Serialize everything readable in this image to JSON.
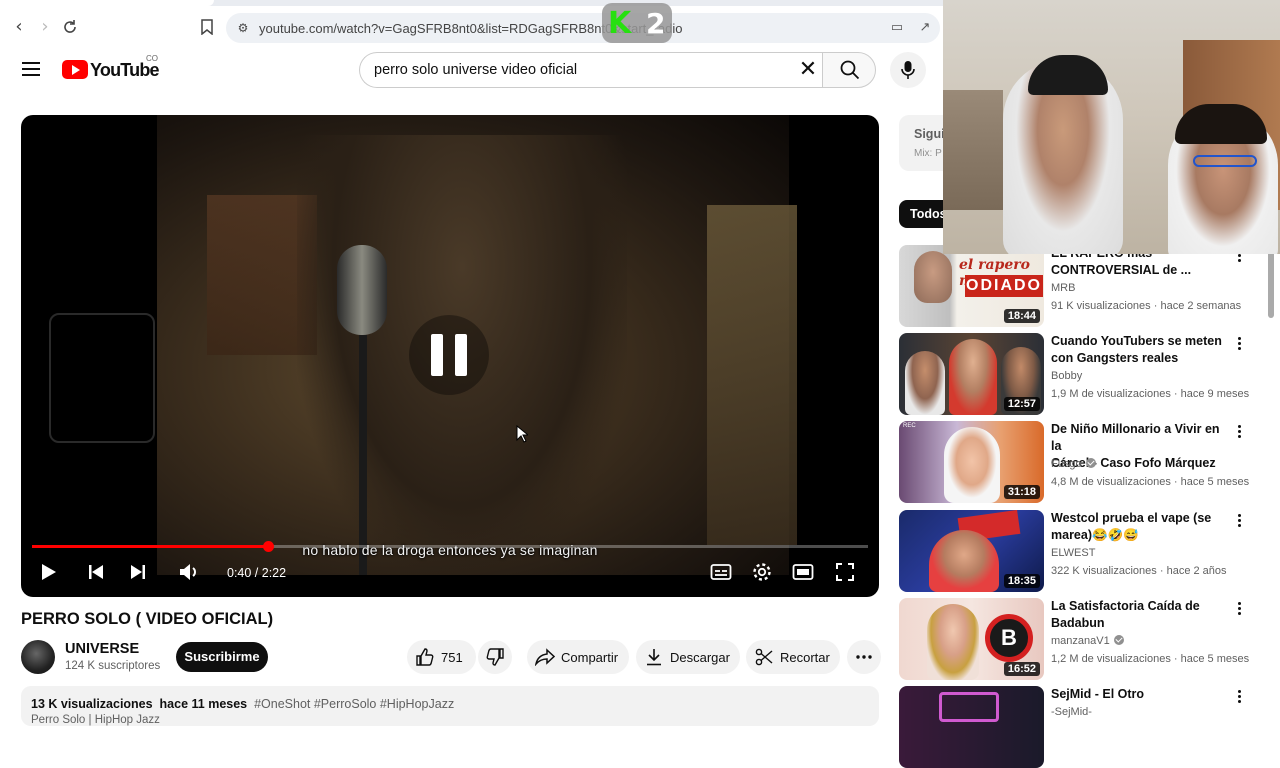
{
  "browser": {
    "url": "youtube.com/watch?v=GagSFRB8nt0&list=RDGagSFRB8nt0&start_radio",
    "overlay_badge": {
      "letter": "K",
      "number": "2"
    }
  },
  "header": {
    "logo_text": "YouTube",
    "region": "CO",
    "search_query": "perro solo universe video oficial"
  },
  "player": {
    "subtitle": "no hablo de la droga entonces ya se imaginan",
    "current_time": "0:40",
    "duration": "2:22",
    "time_display": "0:40 / 2:22",
    "progress_fraction": 0.282,
    "accent_color": "#ff0000"
  },
  "video": {
    "title": "PERRO SOLO ( VIDEO OFICIAL)",
    "channel": "UNIVERSE",
    "subscribers": "124 K suscriptores",
    "subscribe_label": "Suscribirme",
    "likes": "751",
    "share_label": "Compartir",
    "download_label": "Descargar",
    "clip_label": "Recortar",
    "views": "13 K visualizaciones",
    "age": "hace 11 meses",
    "hashtags": "#OneShot #PerroSolo #HipHopJazz",
    "desc_line2": "Perro Solo | HipHop Jazz"
  },
  "sidebar": {
    "mix_title": "Sigui",
    "mix_sub": "Mix: P",
    "chip_all": "Todos",
    "recommendations": [
      {
        "title_line1": "EL RAPERO más",
        "title_line2": "CONTROVERSIAL de ...",
        "channel": "MRB",
        "verified": false,
        "views": "91 K visualizaciones",
        "age": "hace 2 semanas",
        "duration": "18:44",
        "thumb_text": "el rapero mas ODIADO"
      },
      {
        "title_line1": "Cuando YouTubers se meten",
        "title_line2": "con Gangsters reales",
        "channel": "Bobby",
        "verified": false,
        "views": "1,9 M de visualizaciones",
        "age": "hace 9 meses",
        "duration": "12:57"
      },
      {
        "title_line1": "De Niño Millonario a Vivir en la",
        "title_line2": "Cárcel - Caso Fofo Márquez",
        "channel": "Fusgo",
        "verified": true,
        "views": "4,8 M de visualizaciones",
        "age": "hace 5 meses",
        "duration": "31:18",
        "thumb_text": "REC"
      },
      {
        "title_line1": "Westcol prueba el vape (se",
        "title_line2": "marea)😂🤣😅",
        "channel": "ELWEST",
        "verified": false,
        "views": "322 K visualizaciones",
        "age": "hace 2 años",
        "duration": "18:35"
      },
      {
        "title_line1": "La Satisfactoria Caída de",
        "title_line2": "Badabun",
        "channel": "manzanaV1",
        "verified": true,
        "views": "1,2 M de visualizaciones",
        "age": "hace 5 meses",
        "duration": "16:52",
        "thumb_text": "B"
      },
      {
        "title_line1": "SejMid - El Otro",
        "title_line2": "",
        "channel": "-SejMid-",
        "verified": false,
        "views": "",
        "age": "",
        "duration": ""
      }
    ]
  }
}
-*-
Exercise goal:
Print all of the entries word for word. Omit the pictures they contain.

Answer in full:
Serialize everything readable in this image to JSON.
{
  "browser": {
    "url": "youtube.com/watch?v=GagSFRB8nt0&list=RDGagSFRB8nt0&start_radio",
    "overlay_badge": {
      "letter": "K",
      "number": "2"
    }
  },
  "header": {
    "logo_text": "YouTube",
    "region": "CO",
    "search_query": "perro solo universe video oficial"
  },
  "player": {
    "subtitle": "no hablo de la droga entonces ya se imaginan",
    "current_time": "0:40",
    "duration": "2:22",
    "time_display": "0:40 / 2:22",
    "progress_fraction": 0.282,
    "accent_color": "#ff0000"
  },
  "video": {
    "title": "PERRO SOLO ( VIDEO OFICIAL)",
    "channel": "UNIVERSE",
    "subscribers": "124 K suscriptores",
    "subscribe_label": "Suscribirme",
    "likes": "751",
    "share_label": "Compartir",
    "download_label": "Descargar",
    "clip_label": "Recortar",
    "views": "13 K visualizaciones",
    "age": "hace 11 meses",
    "hashtags": "#OneShot #PerroSolo #HipHopJazz",
    "desc_line2": "Perro Solo | HipHop Jazz"
  },
  "sidebar": {
    "mix_title": "Sigui",
    "mix_sub": "Mix: P",
    "chip_all": "Todos",
    "recommendations": [
      {
        "title_line1": "EL RAPERO más",
        "title_line2": "CONTROVERSIAL de ...",
        "channel": "MRB",
        "verified": false,
        "views": "91 K visualizaciones",
        "age": "hace 2 semanas",
        "duration": "18:44",
        "thumb_text": "el rapero mas ODIADO"
      },
      {
        "title_line1": "Cuando YouTubers se meten",
        "title_line2": "con Gangsters reales",
        "channel": "Bobby",
        "verified": false,
        "views": "1,9 M de visualizaciones",
        "age": "hace 9 meses",
        "duration": "12:57"
      },
      {
        "title_line1": "De Niño Millonario a Vivir en la",
        "title_line2": "Cárcel - Caso Fofo Márquez",
        "channel": "Fusgo",
        "verified": true,
        "views": "4,8 M de visualizaciones",
        "age": "hace 5 meses",
        "duration": "31:18",
        "thumb_text": "REC"
      },
      {
        "title_line1": "Westcol prueba el vape (se",
        "title_line2": "marea)😂🤣😅",
        "channel": "ELWEST",
        "verified": false,
        "views": "322 K visualizaciones",
        "age": "hace 2 años",
        "duration": "18:35"
      },
      {
        "title_line1": "La Satisfactoria Caída de",
        "title_line2": "Badabun",
        "channel": "manzanaV1",
        "verified": true,
        "views": "1,2 M de visualizaciones",
        "age": "hace 5 meses",
        "duration": "16:52",
        "thumb_text": "B"
      },
      {
        "title_line1": "SejMid - El Otro",
        "title_line2": "",
        "channel": "-SejMid-",
        "verified": false,
        "views": "",
        "age": "",
        "duration": ""
      }
    ]
  }
}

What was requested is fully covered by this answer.